#### DATASET EXCERPTS:
··········

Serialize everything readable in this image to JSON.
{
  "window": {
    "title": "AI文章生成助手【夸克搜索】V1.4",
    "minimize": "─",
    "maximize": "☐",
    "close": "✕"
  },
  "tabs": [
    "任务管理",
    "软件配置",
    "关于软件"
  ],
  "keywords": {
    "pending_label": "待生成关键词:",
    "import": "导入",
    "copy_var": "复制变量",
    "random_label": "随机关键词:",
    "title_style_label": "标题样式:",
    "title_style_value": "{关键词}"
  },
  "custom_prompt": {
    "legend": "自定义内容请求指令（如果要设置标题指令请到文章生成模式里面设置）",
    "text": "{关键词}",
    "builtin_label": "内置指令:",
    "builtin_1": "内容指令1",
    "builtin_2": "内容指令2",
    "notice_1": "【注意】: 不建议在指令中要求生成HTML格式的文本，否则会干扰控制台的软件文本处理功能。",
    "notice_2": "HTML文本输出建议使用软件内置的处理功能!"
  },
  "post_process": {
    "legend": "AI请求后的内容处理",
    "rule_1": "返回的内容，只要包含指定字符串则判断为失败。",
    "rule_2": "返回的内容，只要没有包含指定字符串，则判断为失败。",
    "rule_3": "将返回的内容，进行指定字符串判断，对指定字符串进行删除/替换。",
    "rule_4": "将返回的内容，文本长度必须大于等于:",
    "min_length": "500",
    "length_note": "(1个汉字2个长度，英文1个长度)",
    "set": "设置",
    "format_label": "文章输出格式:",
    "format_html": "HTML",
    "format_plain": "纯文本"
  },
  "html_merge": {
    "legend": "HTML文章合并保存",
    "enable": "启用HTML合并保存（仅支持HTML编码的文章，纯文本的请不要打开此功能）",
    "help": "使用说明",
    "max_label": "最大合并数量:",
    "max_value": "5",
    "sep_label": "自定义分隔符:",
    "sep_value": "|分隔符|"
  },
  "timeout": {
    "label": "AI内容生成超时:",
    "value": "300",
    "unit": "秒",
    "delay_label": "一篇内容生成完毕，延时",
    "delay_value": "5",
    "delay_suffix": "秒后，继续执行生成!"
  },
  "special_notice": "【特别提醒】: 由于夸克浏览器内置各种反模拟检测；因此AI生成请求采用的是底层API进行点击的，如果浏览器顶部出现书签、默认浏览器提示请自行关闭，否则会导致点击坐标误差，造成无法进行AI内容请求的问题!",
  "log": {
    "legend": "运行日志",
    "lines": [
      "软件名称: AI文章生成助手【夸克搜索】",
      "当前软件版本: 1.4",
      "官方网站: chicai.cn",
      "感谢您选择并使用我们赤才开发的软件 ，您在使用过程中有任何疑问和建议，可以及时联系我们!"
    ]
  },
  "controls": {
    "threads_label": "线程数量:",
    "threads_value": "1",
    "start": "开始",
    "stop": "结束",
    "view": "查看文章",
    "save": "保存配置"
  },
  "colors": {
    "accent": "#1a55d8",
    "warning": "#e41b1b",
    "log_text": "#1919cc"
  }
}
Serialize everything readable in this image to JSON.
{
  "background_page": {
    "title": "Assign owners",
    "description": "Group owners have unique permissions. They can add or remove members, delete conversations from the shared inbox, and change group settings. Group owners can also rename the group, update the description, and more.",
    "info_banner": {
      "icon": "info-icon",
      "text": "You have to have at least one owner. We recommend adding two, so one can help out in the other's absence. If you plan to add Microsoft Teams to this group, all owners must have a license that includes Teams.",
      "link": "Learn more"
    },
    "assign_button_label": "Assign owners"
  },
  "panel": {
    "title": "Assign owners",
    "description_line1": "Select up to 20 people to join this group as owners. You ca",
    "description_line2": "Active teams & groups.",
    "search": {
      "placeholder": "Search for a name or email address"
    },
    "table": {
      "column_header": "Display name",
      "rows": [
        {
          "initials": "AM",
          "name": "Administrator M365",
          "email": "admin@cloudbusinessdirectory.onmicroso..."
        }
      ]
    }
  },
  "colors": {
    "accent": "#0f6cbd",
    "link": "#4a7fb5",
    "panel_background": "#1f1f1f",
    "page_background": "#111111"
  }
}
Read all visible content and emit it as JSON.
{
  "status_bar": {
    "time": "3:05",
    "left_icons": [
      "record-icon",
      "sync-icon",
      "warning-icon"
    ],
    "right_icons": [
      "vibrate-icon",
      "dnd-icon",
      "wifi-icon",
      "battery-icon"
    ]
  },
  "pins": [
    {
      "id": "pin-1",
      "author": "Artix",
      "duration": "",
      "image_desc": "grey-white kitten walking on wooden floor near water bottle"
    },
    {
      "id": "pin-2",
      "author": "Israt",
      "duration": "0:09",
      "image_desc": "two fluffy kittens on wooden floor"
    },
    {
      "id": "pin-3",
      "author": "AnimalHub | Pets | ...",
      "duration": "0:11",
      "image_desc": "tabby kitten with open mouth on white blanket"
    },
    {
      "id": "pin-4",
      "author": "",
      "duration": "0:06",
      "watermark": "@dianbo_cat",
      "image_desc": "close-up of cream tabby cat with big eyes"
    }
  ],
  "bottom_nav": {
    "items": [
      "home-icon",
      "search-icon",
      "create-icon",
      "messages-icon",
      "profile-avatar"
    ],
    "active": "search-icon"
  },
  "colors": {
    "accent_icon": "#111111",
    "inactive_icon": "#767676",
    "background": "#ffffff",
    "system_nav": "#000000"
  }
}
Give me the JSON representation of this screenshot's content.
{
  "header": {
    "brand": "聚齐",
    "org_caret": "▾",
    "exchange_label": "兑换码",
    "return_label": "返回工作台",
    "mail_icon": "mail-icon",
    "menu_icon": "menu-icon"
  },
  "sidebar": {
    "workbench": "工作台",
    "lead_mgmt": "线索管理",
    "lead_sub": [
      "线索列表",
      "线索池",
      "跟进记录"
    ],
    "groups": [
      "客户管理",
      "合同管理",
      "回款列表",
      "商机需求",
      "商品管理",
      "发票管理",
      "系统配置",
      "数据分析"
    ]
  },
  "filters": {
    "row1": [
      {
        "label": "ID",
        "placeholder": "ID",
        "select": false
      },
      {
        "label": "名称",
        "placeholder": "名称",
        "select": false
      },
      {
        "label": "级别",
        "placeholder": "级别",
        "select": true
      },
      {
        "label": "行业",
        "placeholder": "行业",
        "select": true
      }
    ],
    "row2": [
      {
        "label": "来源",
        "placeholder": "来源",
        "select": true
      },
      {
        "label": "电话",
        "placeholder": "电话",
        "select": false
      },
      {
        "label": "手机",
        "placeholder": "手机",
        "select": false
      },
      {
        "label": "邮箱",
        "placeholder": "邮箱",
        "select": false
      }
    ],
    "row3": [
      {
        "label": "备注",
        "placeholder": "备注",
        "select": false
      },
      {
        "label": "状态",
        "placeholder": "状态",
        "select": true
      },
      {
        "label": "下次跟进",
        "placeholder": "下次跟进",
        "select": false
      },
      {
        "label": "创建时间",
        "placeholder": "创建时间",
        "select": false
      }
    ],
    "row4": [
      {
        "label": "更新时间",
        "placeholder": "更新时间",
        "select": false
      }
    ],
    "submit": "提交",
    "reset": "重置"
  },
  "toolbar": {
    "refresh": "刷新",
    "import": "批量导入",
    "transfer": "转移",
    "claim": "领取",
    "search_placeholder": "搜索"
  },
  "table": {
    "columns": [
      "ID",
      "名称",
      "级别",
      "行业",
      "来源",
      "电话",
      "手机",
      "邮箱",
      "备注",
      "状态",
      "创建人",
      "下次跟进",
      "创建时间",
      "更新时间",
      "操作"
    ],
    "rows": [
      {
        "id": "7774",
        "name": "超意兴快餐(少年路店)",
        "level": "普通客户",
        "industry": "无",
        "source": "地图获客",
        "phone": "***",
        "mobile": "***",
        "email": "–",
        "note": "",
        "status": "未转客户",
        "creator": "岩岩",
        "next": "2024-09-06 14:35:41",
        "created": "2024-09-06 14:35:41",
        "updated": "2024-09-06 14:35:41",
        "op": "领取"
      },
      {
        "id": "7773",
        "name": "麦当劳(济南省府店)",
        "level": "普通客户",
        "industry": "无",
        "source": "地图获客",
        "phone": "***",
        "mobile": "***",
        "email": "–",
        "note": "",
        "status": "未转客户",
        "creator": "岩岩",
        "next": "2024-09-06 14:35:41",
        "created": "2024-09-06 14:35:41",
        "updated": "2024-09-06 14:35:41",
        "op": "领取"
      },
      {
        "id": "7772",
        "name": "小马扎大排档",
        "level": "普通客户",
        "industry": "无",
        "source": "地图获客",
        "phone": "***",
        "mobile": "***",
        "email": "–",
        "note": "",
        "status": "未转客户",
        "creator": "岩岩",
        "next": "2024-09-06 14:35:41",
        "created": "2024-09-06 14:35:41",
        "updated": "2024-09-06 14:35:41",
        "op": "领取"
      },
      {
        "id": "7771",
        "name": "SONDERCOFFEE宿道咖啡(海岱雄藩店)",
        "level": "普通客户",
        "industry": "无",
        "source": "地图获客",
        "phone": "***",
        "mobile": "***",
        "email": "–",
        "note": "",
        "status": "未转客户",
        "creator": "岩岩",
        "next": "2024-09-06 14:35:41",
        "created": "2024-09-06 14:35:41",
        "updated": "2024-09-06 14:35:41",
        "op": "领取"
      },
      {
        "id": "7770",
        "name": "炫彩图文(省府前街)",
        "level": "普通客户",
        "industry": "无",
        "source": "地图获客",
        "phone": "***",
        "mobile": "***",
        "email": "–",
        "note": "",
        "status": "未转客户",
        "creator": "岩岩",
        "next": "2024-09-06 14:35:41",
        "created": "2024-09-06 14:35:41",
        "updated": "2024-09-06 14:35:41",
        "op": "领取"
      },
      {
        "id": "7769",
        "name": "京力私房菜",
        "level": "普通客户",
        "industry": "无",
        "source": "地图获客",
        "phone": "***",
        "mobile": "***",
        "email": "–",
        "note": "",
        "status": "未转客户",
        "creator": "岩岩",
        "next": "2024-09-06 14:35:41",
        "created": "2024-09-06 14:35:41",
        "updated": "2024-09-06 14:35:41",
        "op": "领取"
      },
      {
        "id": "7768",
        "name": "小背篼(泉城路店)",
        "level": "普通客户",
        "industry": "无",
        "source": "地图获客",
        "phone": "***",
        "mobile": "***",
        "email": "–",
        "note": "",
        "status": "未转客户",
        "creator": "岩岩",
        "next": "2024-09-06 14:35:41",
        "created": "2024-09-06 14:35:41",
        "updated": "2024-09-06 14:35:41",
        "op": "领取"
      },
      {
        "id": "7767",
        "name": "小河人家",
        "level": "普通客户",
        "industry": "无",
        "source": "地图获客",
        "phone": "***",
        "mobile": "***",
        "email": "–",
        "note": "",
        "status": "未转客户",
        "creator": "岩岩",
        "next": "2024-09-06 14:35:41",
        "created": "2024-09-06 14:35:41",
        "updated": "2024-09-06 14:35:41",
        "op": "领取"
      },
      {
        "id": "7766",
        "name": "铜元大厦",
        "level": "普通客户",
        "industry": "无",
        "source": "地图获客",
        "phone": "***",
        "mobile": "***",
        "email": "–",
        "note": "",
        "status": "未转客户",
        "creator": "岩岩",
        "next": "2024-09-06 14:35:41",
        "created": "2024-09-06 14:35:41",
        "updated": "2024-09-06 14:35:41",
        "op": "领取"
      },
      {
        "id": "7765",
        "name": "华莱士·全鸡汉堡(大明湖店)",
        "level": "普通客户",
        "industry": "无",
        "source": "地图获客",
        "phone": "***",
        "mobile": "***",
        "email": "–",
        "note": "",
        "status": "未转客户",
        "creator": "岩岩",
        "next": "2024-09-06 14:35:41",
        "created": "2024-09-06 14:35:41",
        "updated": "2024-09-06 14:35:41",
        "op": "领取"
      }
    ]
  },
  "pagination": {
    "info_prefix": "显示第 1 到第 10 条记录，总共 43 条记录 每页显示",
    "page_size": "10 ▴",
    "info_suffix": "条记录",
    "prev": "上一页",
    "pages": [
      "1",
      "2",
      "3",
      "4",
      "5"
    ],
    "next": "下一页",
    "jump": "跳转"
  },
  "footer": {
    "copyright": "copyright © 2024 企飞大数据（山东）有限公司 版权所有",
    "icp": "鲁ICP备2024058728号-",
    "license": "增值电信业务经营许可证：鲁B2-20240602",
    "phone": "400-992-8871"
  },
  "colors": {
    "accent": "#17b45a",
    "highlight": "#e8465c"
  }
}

··········

#### TASK INSTRUCTIONS:
Gather all lines from the records above in which "AI文章生成助手" appears.

#### SOLVED EXERCISE:
    "title": "AI文章生成助手【夸克搜索】V1.4",
      "软件名称: AI文章生成助手【夸克搜索】",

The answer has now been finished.